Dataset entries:
········

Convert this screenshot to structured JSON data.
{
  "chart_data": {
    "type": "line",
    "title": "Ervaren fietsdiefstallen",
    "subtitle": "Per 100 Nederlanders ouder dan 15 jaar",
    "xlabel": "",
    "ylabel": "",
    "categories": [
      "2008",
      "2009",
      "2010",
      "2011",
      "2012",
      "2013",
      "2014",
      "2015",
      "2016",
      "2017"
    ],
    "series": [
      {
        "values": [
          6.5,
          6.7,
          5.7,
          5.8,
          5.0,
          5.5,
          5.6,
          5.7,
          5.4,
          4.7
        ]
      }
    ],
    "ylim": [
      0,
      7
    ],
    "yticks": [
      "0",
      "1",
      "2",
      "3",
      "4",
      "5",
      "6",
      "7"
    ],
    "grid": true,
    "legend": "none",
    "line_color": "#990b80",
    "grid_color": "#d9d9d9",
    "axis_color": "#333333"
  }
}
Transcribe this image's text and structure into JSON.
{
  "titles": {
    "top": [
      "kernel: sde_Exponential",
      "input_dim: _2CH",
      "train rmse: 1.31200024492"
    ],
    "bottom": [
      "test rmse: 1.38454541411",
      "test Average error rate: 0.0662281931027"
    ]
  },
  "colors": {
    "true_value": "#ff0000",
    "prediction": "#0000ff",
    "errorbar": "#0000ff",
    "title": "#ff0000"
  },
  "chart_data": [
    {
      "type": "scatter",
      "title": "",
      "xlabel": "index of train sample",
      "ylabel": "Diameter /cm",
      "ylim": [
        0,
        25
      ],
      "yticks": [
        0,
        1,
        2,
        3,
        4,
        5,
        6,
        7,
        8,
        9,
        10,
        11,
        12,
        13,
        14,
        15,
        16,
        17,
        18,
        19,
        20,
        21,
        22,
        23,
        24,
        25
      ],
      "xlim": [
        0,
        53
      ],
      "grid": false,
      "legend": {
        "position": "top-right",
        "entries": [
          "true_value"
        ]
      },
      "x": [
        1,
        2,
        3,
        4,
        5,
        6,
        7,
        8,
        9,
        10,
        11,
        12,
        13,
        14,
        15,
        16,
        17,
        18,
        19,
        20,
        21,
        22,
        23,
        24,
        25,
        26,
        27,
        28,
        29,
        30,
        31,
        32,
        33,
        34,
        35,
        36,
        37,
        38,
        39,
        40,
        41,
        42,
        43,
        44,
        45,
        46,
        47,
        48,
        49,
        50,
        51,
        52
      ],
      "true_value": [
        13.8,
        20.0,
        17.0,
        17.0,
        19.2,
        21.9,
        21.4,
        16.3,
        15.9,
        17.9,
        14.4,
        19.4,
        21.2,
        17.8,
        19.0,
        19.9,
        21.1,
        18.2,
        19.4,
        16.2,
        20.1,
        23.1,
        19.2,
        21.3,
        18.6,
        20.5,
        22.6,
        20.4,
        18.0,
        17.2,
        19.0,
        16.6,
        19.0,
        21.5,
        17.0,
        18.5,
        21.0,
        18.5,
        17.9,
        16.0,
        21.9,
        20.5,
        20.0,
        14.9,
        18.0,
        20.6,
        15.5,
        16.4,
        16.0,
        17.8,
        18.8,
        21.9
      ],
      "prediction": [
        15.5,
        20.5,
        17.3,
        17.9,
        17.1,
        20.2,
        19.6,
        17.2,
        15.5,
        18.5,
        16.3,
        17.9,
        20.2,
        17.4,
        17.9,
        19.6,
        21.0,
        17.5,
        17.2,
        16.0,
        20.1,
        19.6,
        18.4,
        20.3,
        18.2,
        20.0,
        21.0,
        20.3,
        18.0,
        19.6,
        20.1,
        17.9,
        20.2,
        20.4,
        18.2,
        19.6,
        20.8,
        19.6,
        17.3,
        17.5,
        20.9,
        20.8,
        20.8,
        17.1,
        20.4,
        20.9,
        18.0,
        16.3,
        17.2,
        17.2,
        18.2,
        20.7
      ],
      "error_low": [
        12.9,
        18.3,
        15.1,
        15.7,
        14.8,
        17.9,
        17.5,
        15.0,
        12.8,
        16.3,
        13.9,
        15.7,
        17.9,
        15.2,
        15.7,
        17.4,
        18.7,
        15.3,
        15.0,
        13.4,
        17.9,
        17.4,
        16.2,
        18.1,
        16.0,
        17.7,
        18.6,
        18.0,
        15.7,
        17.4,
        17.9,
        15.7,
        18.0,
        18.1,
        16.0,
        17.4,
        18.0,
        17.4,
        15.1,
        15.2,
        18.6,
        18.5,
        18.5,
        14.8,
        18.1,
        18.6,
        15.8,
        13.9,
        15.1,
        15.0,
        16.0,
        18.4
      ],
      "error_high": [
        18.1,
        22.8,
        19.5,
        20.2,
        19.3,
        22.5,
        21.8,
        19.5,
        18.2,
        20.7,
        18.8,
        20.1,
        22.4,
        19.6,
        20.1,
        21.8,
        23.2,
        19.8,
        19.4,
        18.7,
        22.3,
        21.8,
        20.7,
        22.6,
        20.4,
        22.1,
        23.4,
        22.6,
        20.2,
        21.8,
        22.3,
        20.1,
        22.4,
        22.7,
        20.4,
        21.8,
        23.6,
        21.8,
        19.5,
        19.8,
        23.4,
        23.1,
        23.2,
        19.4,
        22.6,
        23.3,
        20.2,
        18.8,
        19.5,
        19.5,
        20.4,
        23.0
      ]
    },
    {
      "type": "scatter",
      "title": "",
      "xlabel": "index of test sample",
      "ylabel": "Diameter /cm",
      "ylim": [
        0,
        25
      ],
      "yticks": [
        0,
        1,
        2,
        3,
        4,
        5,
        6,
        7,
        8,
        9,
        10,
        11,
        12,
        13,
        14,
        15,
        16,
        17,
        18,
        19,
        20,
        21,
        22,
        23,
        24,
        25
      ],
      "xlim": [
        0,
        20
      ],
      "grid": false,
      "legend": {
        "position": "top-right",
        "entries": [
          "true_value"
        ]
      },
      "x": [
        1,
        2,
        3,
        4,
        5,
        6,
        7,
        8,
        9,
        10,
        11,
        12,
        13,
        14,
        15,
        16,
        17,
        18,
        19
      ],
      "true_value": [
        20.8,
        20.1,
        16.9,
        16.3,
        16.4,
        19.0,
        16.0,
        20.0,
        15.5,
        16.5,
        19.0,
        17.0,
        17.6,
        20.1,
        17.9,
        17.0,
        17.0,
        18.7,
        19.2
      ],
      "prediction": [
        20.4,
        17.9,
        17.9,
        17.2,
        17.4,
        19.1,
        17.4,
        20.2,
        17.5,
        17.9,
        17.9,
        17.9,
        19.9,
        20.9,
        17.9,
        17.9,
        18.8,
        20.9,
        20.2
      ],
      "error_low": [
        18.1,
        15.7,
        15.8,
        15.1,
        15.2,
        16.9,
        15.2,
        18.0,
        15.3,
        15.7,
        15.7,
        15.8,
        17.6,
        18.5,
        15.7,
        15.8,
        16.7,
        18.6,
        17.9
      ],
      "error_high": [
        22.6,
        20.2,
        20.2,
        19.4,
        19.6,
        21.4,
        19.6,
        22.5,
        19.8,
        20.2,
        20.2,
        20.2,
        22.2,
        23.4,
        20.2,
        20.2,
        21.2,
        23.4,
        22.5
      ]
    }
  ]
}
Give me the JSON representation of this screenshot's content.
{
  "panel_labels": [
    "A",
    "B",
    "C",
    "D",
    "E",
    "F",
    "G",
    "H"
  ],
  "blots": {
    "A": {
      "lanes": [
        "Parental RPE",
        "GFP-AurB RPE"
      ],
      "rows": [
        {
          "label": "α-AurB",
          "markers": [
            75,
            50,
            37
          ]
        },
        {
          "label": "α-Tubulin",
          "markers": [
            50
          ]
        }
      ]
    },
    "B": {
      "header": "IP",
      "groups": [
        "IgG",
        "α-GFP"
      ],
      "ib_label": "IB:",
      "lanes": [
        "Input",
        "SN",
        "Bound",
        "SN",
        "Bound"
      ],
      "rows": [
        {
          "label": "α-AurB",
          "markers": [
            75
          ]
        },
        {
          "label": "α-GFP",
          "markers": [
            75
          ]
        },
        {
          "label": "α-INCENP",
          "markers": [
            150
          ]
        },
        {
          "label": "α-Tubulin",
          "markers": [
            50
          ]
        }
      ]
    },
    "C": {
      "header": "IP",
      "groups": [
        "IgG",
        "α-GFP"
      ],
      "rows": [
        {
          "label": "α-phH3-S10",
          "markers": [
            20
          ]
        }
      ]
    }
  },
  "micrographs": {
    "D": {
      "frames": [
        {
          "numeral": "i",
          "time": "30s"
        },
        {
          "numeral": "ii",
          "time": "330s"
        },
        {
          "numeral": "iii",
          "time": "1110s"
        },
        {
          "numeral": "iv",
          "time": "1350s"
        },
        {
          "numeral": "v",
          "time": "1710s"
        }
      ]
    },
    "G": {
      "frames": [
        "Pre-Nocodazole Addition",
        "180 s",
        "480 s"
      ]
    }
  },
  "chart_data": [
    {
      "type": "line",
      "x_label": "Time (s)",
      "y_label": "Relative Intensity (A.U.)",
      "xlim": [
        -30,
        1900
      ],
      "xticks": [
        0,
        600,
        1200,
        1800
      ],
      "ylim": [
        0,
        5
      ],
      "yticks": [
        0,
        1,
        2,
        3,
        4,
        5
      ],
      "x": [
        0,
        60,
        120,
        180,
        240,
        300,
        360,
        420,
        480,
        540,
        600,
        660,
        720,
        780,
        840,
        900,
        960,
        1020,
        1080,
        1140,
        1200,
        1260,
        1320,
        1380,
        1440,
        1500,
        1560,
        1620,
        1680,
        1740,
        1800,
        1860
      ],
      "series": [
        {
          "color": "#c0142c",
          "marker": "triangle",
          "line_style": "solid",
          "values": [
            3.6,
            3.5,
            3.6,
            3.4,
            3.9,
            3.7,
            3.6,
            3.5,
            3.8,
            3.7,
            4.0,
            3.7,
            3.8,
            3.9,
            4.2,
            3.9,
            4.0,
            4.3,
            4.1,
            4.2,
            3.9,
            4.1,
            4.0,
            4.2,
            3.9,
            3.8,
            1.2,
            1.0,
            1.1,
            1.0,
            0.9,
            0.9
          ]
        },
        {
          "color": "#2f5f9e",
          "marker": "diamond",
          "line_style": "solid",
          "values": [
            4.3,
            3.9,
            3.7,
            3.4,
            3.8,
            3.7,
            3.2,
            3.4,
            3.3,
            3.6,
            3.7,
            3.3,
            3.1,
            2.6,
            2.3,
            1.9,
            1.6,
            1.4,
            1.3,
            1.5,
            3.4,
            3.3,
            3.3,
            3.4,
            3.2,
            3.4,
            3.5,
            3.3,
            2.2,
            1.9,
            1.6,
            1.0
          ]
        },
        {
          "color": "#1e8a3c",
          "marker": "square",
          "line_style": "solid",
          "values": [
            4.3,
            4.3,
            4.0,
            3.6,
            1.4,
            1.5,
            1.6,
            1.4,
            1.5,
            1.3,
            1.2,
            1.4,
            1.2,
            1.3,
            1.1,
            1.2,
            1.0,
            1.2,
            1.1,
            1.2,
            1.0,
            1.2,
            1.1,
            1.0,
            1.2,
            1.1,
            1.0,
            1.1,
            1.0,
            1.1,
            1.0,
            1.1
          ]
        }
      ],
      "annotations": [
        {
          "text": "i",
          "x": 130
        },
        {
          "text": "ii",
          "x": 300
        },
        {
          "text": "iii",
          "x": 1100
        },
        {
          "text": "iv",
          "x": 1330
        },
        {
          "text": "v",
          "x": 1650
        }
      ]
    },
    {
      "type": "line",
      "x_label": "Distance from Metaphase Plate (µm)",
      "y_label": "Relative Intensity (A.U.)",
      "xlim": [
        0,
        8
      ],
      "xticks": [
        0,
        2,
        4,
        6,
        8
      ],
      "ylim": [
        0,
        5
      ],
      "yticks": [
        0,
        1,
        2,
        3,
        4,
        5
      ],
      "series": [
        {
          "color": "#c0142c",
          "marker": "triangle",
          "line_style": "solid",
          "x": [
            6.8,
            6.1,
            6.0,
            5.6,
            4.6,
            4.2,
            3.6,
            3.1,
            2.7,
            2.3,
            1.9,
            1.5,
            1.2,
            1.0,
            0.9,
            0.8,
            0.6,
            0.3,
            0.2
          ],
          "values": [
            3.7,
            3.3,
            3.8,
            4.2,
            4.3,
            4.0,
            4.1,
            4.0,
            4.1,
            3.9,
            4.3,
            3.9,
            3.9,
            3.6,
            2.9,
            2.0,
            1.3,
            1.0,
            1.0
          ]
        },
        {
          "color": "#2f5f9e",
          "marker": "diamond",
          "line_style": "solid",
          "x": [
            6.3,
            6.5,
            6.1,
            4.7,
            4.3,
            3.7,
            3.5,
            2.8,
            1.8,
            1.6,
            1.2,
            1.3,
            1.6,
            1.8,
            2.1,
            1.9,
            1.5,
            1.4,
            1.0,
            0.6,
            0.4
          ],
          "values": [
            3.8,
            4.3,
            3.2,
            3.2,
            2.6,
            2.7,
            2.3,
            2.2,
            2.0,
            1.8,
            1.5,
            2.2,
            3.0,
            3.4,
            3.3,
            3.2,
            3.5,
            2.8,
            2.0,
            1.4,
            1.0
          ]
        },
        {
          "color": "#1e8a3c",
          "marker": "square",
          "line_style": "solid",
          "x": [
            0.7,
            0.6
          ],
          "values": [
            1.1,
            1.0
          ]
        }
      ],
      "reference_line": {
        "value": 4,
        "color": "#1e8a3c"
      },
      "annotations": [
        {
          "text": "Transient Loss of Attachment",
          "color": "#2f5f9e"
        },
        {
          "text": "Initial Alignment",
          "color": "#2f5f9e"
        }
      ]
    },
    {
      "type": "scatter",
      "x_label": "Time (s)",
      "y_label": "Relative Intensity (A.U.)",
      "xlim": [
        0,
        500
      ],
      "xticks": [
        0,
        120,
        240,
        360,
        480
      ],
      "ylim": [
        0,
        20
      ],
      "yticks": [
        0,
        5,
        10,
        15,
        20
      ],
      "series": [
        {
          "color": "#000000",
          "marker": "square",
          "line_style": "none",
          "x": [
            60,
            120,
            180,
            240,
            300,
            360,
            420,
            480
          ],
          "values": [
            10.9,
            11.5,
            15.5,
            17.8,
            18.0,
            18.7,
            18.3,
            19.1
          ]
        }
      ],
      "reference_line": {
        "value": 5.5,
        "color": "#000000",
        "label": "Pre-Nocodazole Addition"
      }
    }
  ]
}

········

GOAL OF THE EXERCISE: Show all lines in the entries above where the word "train" appears.

TASK RESULT:
      "train rmse: 1.31200024492"
      "xlabel": "index of train sample",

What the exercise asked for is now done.